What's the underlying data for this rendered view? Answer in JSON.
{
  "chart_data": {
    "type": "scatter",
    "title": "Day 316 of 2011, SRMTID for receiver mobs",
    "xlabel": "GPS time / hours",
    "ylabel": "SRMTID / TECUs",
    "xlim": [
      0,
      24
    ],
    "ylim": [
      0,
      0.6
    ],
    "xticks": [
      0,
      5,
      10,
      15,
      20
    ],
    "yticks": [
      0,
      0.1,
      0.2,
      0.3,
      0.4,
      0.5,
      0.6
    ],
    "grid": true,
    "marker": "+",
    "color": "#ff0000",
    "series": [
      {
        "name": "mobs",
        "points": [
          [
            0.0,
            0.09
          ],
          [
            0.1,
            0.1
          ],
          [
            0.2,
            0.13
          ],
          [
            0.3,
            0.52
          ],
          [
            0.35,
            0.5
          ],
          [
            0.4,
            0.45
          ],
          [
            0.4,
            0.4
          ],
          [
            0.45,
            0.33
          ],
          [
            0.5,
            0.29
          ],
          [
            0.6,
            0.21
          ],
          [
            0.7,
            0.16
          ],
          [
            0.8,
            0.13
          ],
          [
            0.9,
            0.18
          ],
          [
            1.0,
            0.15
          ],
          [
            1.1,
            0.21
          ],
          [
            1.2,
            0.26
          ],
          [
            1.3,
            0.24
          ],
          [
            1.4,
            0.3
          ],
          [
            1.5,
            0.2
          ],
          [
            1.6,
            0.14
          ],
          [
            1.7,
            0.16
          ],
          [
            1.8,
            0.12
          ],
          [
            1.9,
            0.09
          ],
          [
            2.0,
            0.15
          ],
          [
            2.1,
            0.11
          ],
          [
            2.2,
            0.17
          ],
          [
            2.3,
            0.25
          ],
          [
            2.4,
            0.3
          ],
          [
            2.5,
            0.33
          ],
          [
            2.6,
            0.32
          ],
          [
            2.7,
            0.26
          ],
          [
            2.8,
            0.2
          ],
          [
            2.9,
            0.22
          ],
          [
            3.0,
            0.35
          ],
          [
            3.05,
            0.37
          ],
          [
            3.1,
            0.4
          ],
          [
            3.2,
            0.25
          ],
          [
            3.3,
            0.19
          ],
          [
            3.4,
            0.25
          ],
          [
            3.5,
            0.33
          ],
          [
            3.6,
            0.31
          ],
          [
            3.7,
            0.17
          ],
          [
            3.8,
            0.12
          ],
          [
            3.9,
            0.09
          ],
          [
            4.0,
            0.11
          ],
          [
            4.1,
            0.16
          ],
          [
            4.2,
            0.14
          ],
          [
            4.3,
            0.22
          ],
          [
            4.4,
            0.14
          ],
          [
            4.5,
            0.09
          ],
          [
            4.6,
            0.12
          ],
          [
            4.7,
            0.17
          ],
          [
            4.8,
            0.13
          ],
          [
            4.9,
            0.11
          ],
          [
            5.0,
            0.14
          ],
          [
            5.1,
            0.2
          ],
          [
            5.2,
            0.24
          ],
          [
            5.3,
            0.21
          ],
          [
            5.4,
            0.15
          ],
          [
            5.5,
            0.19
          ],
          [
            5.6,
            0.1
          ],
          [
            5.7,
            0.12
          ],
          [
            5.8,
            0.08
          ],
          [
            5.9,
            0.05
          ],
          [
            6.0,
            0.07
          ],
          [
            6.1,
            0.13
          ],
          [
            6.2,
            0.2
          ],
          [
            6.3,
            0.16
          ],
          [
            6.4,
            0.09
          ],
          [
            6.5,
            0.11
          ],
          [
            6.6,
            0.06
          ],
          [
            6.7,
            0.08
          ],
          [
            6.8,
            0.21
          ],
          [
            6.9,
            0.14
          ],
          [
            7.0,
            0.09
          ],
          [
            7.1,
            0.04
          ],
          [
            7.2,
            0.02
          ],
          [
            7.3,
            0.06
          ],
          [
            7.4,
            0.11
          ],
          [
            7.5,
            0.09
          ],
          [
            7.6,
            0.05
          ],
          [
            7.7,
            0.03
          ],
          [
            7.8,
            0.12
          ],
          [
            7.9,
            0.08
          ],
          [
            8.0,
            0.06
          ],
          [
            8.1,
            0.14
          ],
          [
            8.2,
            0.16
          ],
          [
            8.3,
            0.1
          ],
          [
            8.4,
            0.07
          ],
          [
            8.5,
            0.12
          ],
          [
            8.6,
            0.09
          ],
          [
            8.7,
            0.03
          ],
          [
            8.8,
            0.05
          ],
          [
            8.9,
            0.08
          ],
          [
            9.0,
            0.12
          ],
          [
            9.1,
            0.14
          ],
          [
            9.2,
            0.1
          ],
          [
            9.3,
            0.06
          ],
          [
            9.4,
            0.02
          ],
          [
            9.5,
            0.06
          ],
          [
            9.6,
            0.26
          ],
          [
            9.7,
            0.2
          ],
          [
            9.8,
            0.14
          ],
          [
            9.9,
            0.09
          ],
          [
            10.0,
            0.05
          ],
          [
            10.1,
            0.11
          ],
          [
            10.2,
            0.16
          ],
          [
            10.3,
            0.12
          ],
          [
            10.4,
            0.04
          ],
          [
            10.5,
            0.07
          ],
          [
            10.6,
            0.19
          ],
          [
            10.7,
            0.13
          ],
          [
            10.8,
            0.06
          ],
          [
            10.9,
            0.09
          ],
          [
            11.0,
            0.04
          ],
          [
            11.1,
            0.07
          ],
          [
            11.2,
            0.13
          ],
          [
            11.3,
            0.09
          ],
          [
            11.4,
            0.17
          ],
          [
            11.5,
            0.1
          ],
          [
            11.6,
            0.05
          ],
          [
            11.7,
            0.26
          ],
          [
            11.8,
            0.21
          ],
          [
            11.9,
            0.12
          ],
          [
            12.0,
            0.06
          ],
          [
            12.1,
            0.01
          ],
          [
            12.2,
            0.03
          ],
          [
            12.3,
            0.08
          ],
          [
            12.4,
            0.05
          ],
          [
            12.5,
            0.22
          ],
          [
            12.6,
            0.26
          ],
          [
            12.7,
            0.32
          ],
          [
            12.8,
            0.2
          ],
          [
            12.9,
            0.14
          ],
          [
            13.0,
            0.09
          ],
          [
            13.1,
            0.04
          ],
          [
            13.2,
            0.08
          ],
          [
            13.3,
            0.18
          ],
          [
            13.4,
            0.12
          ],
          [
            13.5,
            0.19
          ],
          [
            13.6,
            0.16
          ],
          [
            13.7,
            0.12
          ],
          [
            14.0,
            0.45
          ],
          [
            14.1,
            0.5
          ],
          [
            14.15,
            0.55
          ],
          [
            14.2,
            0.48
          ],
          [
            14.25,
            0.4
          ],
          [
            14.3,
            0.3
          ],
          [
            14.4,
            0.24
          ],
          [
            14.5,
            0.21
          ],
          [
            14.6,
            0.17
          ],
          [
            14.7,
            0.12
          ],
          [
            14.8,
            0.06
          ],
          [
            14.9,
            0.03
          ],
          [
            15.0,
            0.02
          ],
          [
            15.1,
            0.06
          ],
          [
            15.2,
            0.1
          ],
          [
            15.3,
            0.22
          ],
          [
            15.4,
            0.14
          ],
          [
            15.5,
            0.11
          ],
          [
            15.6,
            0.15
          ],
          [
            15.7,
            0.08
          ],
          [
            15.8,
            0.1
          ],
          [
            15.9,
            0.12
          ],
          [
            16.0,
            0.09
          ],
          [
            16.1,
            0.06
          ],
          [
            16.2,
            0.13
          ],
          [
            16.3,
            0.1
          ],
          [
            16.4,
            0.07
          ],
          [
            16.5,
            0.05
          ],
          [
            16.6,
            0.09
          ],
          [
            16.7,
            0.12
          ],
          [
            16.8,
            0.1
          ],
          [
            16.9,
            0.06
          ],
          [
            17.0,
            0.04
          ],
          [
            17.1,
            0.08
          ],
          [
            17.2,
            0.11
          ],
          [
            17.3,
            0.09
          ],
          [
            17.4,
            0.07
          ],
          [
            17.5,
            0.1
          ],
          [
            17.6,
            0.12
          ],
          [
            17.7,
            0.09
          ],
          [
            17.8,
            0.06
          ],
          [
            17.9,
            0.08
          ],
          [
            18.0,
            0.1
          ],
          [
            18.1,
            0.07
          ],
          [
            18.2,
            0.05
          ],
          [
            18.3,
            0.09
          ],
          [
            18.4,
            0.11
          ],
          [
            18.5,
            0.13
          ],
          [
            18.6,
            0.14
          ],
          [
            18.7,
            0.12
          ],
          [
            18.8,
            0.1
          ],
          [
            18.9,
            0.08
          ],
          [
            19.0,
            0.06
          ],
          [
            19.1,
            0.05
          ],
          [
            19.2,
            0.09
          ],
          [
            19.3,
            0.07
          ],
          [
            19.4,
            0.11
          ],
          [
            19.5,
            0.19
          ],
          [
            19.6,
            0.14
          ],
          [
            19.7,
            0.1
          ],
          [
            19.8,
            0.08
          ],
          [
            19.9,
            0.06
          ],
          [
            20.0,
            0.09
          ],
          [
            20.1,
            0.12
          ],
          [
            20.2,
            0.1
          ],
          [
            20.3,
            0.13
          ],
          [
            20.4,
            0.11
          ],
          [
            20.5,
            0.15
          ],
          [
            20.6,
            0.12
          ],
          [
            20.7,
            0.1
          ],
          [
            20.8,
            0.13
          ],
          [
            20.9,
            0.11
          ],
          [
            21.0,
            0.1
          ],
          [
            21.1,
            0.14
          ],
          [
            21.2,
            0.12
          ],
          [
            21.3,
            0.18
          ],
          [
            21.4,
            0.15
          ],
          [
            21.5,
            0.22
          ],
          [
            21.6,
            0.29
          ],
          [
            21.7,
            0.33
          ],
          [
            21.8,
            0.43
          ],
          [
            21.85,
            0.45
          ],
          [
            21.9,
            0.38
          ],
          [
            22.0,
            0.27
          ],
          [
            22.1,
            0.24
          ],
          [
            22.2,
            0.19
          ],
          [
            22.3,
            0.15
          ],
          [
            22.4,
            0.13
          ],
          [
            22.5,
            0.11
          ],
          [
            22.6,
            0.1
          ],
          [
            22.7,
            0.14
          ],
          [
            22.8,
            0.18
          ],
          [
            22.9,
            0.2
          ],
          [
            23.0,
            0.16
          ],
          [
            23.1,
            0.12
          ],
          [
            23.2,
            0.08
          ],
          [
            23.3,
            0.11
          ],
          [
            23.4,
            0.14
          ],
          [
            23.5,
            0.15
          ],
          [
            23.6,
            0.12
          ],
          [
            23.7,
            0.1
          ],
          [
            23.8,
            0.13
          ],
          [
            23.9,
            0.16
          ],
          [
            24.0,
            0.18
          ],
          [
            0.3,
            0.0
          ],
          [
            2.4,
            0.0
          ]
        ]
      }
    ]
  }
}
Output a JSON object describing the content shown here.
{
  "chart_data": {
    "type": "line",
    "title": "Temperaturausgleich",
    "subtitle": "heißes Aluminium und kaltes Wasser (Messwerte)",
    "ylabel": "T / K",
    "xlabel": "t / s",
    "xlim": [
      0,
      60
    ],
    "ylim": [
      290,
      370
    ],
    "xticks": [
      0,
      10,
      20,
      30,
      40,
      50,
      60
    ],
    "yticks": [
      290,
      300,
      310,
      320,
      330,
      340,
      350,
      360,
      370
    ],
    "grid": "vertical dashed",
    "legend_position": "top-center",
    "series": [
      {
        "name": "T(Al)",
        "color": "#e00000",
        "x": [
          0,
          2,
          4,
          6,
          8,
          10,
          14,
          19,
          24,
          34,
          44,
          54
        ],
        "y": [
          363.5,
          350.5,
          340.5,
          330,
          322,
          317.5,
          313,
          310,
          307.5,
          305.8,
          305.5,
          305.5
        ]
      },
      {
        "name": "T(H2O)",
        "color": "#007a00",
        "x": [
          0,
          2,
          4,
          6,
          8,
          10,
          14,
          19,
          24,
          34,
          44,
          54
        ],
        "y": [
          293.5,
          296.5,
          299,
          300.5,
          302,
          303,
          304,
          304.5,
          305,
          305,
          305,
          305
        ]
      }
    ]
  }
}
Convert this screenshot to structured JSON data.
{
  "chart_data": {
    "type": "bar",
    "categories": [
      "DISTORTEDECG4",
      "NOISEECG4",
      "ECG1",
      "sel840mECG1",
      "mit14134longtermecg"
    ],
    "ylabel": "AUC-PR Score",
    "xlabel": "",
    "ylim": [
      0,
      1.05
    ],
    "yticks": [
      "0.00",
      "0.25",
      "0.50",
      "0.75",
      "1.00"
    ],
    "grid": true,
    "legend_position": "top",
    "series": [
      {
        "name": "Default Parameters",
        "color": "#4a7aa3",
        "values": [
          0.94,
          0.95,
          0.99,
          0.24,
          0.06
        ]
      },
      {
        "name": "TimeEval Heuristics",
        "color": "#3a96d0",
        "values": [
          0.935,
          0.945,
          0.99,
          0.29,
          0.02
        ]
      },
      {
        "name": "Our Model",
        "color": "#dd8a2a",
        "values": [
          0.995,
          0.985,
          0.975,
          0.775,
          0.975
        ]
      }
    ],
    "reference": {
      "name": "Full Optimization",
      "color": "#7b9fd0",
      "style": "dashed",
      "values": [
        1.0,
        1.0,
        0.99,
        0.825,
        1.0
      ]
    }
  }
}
- - - - -
Exercise directions
Write out every line from the entries where "this" appears.

Solution to the problem
What's the underlying data for this rendered view? Answer in JSON.
Convert this screenshot to structured JSON data.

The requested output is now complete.